Set task: Exactly repeat the full listing that follows.
== Data lines
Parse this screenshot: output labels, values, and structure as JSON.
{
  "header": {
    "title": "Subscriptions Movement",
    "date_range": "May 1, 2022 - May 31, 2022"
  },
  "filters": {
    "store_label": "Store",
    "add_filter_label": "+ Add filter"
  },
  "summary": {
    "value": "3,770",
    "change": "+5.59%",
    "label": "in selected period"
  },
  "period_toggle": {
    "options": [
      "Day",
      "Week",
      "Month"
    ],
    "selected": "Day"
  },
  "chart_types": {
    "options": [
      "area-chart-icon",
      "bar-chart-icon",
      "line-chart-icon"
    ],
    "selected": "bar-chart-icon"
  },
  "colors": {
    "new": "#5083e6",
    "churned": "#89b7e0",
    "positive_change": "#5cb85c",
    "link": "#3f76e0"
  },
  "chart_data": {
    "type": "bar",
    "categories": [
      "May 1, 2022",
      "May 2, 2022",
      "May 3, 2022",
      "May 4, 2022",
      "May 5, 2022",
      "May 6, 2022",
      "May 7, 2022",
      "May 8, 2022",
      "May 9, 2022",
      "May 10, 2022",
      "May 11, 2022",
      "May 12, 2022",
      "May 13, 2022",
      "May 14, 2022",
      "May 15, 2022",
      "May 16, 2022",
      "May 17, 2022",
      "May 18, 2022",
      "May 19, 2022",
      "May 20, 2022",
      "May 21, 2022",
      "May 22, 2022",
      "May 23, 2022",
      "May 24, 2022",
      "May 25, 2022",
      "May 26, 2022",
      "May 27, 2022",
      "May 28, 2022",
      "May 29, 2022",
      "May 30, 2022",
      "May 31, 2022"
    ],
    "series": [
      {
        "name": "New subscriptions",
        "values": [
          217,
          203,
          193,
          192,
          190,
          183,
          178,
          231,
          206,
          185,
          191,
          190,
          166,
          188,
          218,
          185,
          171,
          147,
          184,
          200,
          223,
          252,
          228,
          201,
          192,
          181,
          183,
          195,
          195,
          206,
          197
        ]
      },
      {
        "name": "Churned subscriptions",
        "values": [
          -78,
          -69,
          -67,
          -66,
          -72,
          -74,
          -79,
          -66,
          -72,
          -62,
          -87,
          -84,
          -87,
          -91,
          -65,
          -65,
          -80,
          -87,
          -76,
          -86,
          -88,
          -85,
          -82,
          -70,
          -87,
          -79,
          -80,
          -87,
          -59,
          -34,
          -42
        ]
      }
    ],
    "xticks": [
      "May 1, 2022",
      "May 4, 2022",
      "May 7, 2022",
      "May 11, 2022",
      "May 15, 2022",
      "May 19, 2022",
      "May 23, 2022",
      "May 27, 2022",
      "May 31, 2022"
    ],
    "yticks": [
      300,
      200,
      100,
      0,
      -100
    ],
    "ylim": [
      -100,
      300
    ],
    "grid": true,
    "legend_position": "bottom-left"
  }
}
====
Answer to this problem:
Parse this screenshot: output labels, values, and structure as JSON.
{
  "header": {
    "title": "Subscriptions Movement",
    "date_range": "May 1, 2022 - May 31, 2022"
  },
  "filters": {
    "store_label": "Store",
    "add_filter_label": "+ Add filter"
  },
  "summary": {
    "value": "3,770",
    "change": "+5.59%",
    "label": "in selected period"
  },
  "period_toggle": {
    "options": [
      "Day",
      "Week",
      "Month"
    ],
    "selected": "Day"
  },
  "chart_types": {
    "options": [
      "area-chart-icon",
      "bar-chart-icon",
      "line-chart-icon"
    ],
    "selected": "bar-chart-icon"
  },
  "colors": {
    "new": "#5083e6",
    "churned": "#89b7e0",
    "positive_change": "#5cb85c",
    "link": "#3f76e0"
  },
  "chart_data": {
    "type": "bar",
    "categories": [
      "May 1, 2022",
      "May 2, 2022",
      "May 3, 2022",
      "May 4, 2022",
      "May 5, 2022",
      "May 6, 2022",
      "May 7, 2022",
      "May 8, 2022",
      "May 9, 2022",
      "May 10, 2022",
      "May 11, 2022",
      "May 12, 2022",
      "May 13, 2022",
      "May 14, 2022",
      "May 15, 2022",
      "May 16, 2022",
      "May 17, 2022",
      "May 18, 2022",
      "May 19, 2022",
      "May 20, 2022",
      "May 21, 2022",
      "May 22, 2022",
      "May 23, 2022",
      "May 24, 2022",
      "May 25, 2022",
      "May 26, 2022",
      "May 27, 2022",
      "May 28, 2022",
      "May 29, 2022",
      "May 30, 2022",
      "May 31, 2022"
    ],
    "series": [
      {
        "name": "New subscriptions",
        "values": [
          217,
          203,
          193,
          192,
          190,
          183,
          178,
          231,
          206,
          185,
          191,
          190,
          166,
          188,
          218,
          185,
          171,
          147,
          184,
          200,
          223,
          252,
          228,
          201,
          192,
          181,
          183,
          195,
          195,
          206,
          197
        ]
      },
      {
        "name": "Churned subscriptions",
        "values": [
          -78,
          -69,
          -67,
          -66,
          -72,
          -74,
          -79,
          -66,
          -72,
          -62,
          -87,
          -84,
          -87,
          -91,
          -65,
          -65,
          -80,
          -87,
          -76,
          -86,
          -88,
          -85,
          -82,
          -70,
          -87,
          -79,
          -80,
          -87,
          -59,
          -34,
          -42
        ]
      }
    ],
    "xticks": [
      "May 1, 2022",
      "May 4, 2022",
      "May 7, 2022",
      "May 11, 2022",
      "May 15, 2022",
      "May 19, 2022",
      "May 23, 2022",
      "May 27, 2022",
      "May 31, 2022"
    ],
    "yticks": [
      300,
      200,
      100,
      0,
      -100
    ],
    "ylim": [
      -100,
      300
    ],
    "grid": true,
    "legend_position": "bottom-left"
  }
}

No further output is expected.